-- begin Rows --
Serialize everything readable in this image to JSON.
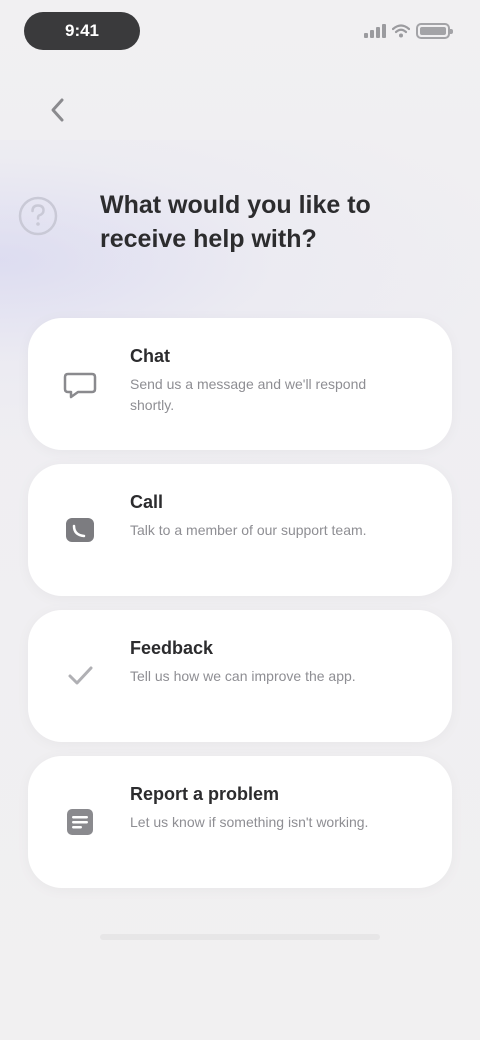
{
  "status_bar": {
    "time": "9:41"
  },
  "header": {
    "title": "What would you like to receive help with?"
  },
  "options": [
    {
      "title": "Chat",
      "description": "Send us a message and we'll respond shortly.",
      "icon": "chat-bubble-icon"
    },
    {
      "title": "Call",
      "description": "Talk to a member of our support team.",
      "icon": "phone-icon"
    },
    {
      "title": "Feedback",
      "description": "Tell us how we can improve the app.",
      "icon": "feedback-icon"
    },
    {
      "title": "Report a problem",
      "description": "Let us know if something isn't working.",
      "icon": "report-icon"
    }
  ],
  "colors": {
    "background": "#f1f0f2",
    "card": "#ffffff",
    "text_primary": "#2c2c2e",
    "text_secondary": "#8e8e93",
    "icon": "#6b6b70"
  }
}
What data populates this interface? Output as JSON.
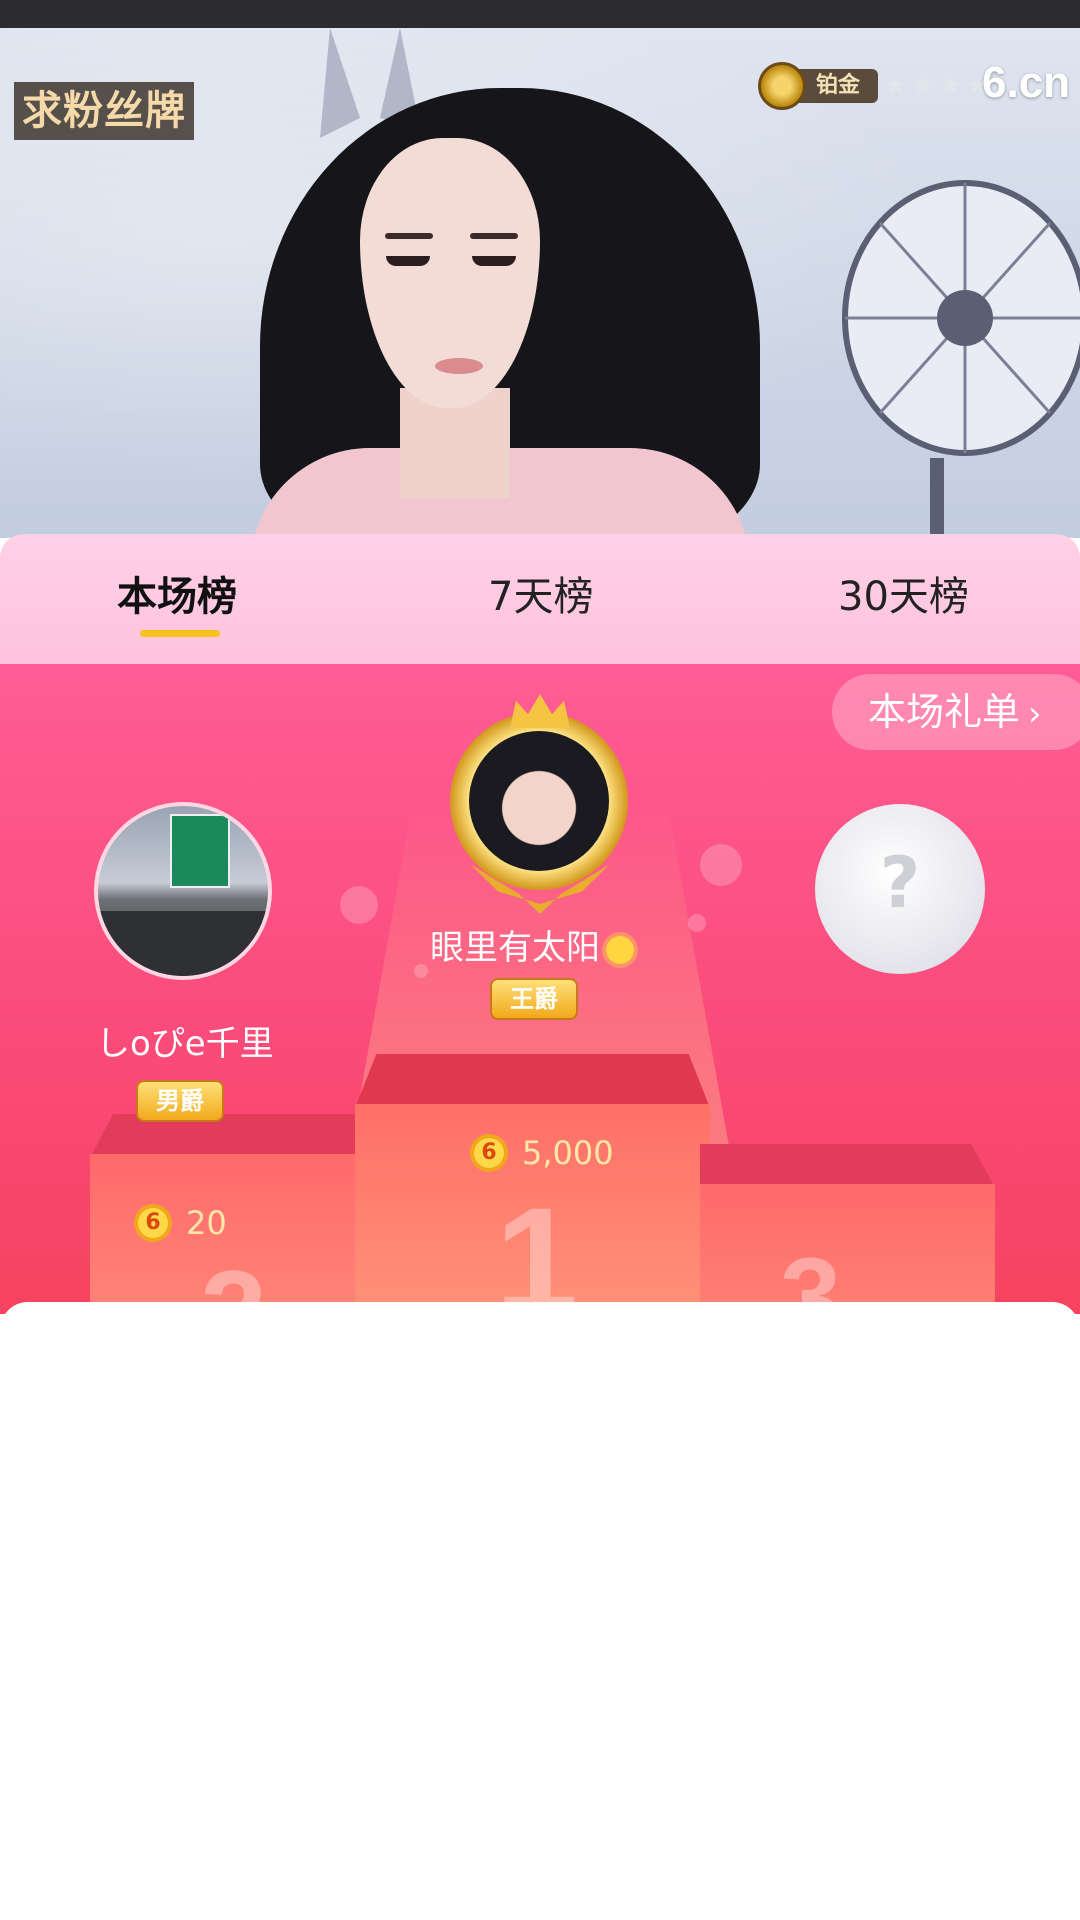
{
  "stream": {
    "fan_badge_label": "求粉丝牌",
    "level_label": "铂金",
    "level_stars": 4,
    "site_logo": "6.cn"
  },
  "tabs": [
    {
      "label": "本场榜",
      "active": true
    },
    {
      "label": "7天榜",
      "active": false
    },
    {
      "label": "30天榜",
      "active": false
    }
  ],
  "gift_list_button": {
    "label": "本场礼单",
    "chevron": "›"
  },
  "podium": {
    "first": {
      "name": "眼里有太阳",
      "name_icon": "sun-icon",
      "title": "王爵",
      "coins": "5,000",
      "coin_symbol": "6",
      "rank": "1"
    },
    "second": {
      "name": "しoぴe千里",
      "title": "男爵",
      "coins": "20",
      "coin_symbol": "6",
      "rank": "2"
    },
    "third": {
      "placeholder": "?",
      "rank": "3"
    }
  },
  "colors": {
    "tab_bg": "#ffc7e0",
    "podium_bg": "#fa4a78",
    "accent_underline": "#f7c21c",
    "coin": "#ffd84a"
  }
}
-- end Rows --
Written exercise ->
The material above holds pictures; copy everything else in it exactly.

Final answer ->
Serialize everything readable in this image to JSON.
{
  "status_bar": {
    "time": "9:41"
  },
  "header": {
    "title": "What would you like to receive help with?"
  },
  "options": [
    {
      "title": "Chat",
      "description": "Send us a message and we'll respond shortly.",
      "icon": "chat-bubble-icon"
    },
    {
      "title": "Call",
      "description": "Talk to a member of our support team.",
      "icon": "phone-icon"
    },
    {
      "title": "Feedback",
      "description": "Tell us how we can improve the app.",
      "icon": "feedback-icon"
    },
    {
      "title": "Report a problem",
      "description": "Let us know if something isn't working.",
      "icon": "report-icon"
    }
  ],
  "colors": {
    "background": "#f1f0f2",
    "card": "#ffffff",
    "text_primary": "#2c2c2e",
    "text_secondary": "#8e8e93",
    "icon": "#6b6b70"
  }
}
What data populates this interface? Output as JSON.
{
  "stream": {
    "fan_badge_label": "求粉丝牌",
    "level_label": "铂金",
    "level_stars": 4,
    "site_logo": "6.cn"
  },
  "tabs": [
    {
      "label": "本场榜",
      "active": true
    },
    {
      "label": "7天榜",
      "active": false
    },
    {
      "label": "30天榜",
      "active": false
    }
  ],
  "gift_list_button": {
    "label": "本场礼单",
    "chevron": "›"
  },
  "podium": {
    "first": {
      "name": "眼里有太阳",
      "name_icon": "sun-icon",
      "title": "王爵",
      "coins": "5,000",
      "coin_symbol": "6",
      "rank": "1"
    },
    "second": {
      "name": "しoぴe千里",
      "title": "男爵",
      "coins": "20",
      "coin_symbol": "6",
      "rank": "2"
    },
    "third": {
      "placeholder": "?",
      "rank": "3"
    }
  },
  "colors": {
    "tab_bg": "#ffc7e0",
    "podium_bg": "#fa4a78",
    "accent_underline": "#f7c21c",
    "coin": "#ffd84a"
  }
}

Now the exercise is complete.